◆ **YOUR GOAL**
Write out the whole listing, matching it exactly.

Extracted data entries
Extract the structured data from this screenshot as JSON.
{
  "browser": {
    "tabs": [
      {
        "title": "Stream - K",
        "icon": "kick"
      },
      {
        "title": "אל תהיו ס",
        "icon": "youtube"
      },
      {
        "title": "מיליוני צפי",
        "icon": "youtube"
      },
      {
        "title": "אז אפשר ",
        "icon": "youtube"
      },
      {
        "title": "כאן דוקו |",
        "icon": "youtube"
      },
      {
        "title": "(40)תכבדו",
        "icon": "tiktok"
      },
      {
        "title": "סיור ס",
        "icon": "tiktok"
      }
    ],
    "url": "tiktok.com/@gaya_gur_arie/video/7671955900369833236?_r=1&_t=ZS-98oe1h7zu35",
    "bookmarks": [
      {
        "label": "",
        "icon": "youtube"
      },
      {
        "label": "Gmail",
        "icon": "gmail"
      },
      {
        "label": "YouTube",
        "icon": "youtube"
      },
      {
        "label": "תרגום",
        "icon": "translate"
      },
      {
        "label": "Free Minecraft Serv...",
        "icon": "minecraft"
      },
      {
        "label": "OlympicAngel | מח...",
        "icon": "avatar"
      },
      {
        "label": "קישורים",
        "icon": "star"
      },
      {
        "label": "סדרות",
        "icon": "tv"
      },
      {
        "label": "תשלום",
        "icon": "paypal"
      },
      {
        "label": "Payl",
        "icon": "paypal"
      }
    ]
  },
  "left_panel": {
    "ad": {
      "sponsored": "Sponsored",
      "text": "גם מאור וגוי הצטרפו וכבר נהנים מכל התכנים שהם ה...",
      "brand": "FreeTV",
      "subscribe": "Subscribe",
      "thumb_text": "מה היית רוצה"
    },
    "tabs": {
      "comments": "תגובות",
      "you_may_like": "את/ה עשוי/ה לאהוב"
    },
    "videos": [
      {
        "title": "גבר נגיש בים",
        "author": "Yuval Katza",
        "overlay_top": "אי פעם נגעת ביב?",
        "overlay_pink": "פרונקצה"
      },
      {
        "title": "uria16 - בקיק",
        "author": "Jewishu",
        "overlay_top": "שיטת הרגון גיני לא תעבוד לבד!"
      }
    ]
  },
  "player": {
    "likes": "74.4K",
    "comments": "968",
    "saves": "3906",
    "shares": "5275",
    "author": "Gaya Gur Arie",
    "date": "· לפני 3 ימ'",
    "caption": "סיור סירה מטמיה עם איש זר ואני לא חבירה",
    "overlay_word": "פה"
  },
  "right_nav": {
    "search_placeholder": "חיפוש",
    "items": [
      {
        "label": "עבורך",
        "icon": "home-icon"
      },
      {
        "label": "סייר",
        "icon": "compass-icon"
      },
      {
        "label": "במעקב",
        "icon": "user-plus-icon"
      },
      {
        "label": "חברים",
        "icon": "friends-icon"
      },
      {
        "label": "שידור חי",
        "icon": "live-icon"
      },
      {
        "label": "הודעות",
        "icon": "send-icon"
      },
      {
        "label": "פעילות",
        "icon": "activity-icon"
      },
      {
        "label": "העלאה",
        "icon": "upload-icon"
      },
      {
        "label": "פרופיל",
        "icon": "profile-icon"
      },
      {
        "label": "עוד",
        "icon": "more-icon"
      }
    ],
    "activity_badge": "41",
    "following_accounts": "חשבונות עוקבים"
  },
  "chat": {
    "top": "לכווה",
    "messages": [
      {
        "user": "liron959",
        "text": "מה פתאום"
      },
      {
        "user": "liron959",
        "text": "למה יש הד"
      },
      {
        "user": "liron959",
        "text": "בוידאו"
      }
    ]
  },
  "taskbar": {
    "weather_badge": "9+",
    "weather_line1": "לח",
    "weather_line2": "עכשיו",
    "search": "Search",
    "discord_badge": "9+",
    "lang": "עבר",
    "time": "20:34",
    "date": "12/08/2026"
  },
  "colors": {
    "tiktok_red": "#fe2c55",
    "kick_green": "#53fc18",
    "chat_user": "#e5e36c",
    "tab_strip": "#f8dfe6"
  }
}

◆ **OUTPUT OF THE TASK**
Extract the structured data from this screenshot as JSON.
{
  "browser": {
    "tabs": [
      {
        "title": "Stream - K",
        "icon": "kick"
      },
      {
        "title": "אל תהיו ס",
        "icon": "youtube"
      },
      {
        "title": "מיליוני צפי",
        "icon": "youtube"
      },
      {
        "title": "אז אפשר ",
        "icon": "youtube"
      },
      {
        "title": "כאן דוקו |",
        "icon": "youtube"
      },
      {
        "title": "(40)תכבדו",
        "icon": "tiktok"
      },
      {
        "title": "סיור ס",
        "icon": "tiktok"
      }
    ],
    "url": "tiktok.com/@gaya_gur_arie/video/7671955900369833236?_r=1&_t=ZS-98oe1h7zu35",
    "bookmarks": [
      {
        "label": "",
        "icon": "youtube"
      },
      {
        "label": "Gmail",
        "icon": "gmail"
      },
      {
        "label": "YouTube",
        "icon": "youtube"
      },
      {
        "label": "תרגום",
        "icon": "translate"
      },
      {
        "label": "Free Minecraft Serv...",
        "icon": "minecraft"
      },
      {
        "label": "OlympicAngel | מח...",
        "icon": "avatar"
      },
      {
        "label": "קישורים",
        "icon": "star"
      },
      {
        "label": "סדרות",
        "icon": "tv"
      },
      {
        "label": "תשלום",
        "icon": "paypal"
      },
      {
        "label": "Payl",
        "icon": "paypal"
      }
    ]
  },
  "left_panel": {
    "ad": {
      "sponsored": "Sponsored",
      "text": "גם מאור וגוי הצטרפו וכבר נהנים מכל התכנים שהם ה...",
      "brand": "FreeTV",
      "subscribe": "Subscribe",
      "thumb_text": "מה היית רוצה"
    },
    "tabs": {
      "comments": "תגובות",
      "you_may_like": "את/ה עשוי/ה לאהוב"
    },
    "videos": [
      {
        "title": "גבר נגיש בים",
        "author": "Yuval Katza",
        "overlay_top": "אי פעם נגעת ביב?",
        "overlay_pink": "פרונקצה"
      },
      {
        "title": "uria16 - בקיק",
        "author": "Jewishu",
        "overlay_top": "שיטת הרגון גיני לא תעבוד לבד!"
      }
    ]
  },
  "player": {
    "likes": "74.4K",
    "comments": "968",
    "saves": "3906",
    "shares": "5275",
    "author": "Gaya Gur Arie",
    "date": "· לפני 3 ימ'",
    "caption": "סיור סירה מטמיה עם איש זר ואני לא חבירה",
    "overlay_word": "פה"
  },
  "right_nav": {
    "search_placeholder": "חיפוש",
    "items": [
      {
        "label": "עבורך",
        "icon": "home-icon"
      },
      {
        "label": "סייר",
        "icon": "compass-icon"
      },
      {
        "label": "במעקב",
        "icon": "user-plus-icon"
      },
      {
        "label": "חברים",
        "icon": "friends-icon"
      },
      {
        "label": "שידור חי",
        "icon": "live-icon"
      },
      {
        "label": "הודעות",
        "icon": "send-icon"
      },
      {
        "label": "פעילות",
        "icon": "activity-icon"
      },
      {
        "label": "העלאה",
        "icon": "upload-icon"
      },
      {
        "label": "פרופיל",
        "icon": "profile-icon"
      },
      {
        "label": "עוד",
        "icon": "more-icon"
      }
    ],
    "activity_badge": "41",
    "following_accounts": "חשבונות עוקבים"
  },
  "chat": {
    "top": "לכווה",
    "messages": [
      {
        "user": "liron959",
        "text": "מה פתאום"
      },
      {
        "user": "liron959",
        "text": "למה יש הד"
      },
      {
        "user": "liron959",
        "text": "בוידאו"
      }
    ]
  },
  "taskbar": {
    "weather_badge": "9+",
    "weather_line1": "לח",
    "weather_line2": "עכשיו",
    "search": "Search",
    "discord_badge": "9+",
    "lang": "עבר",
    "time": "20:34",
    "date": "12/08/2026"
  },
  "colors": {
    "tiktok_red": "#fe2c55",
    "kick_green": "#53fc18",
    "chat_user": "#e5e36c",
    "tab_strip": "#f8dfe6"
  }
}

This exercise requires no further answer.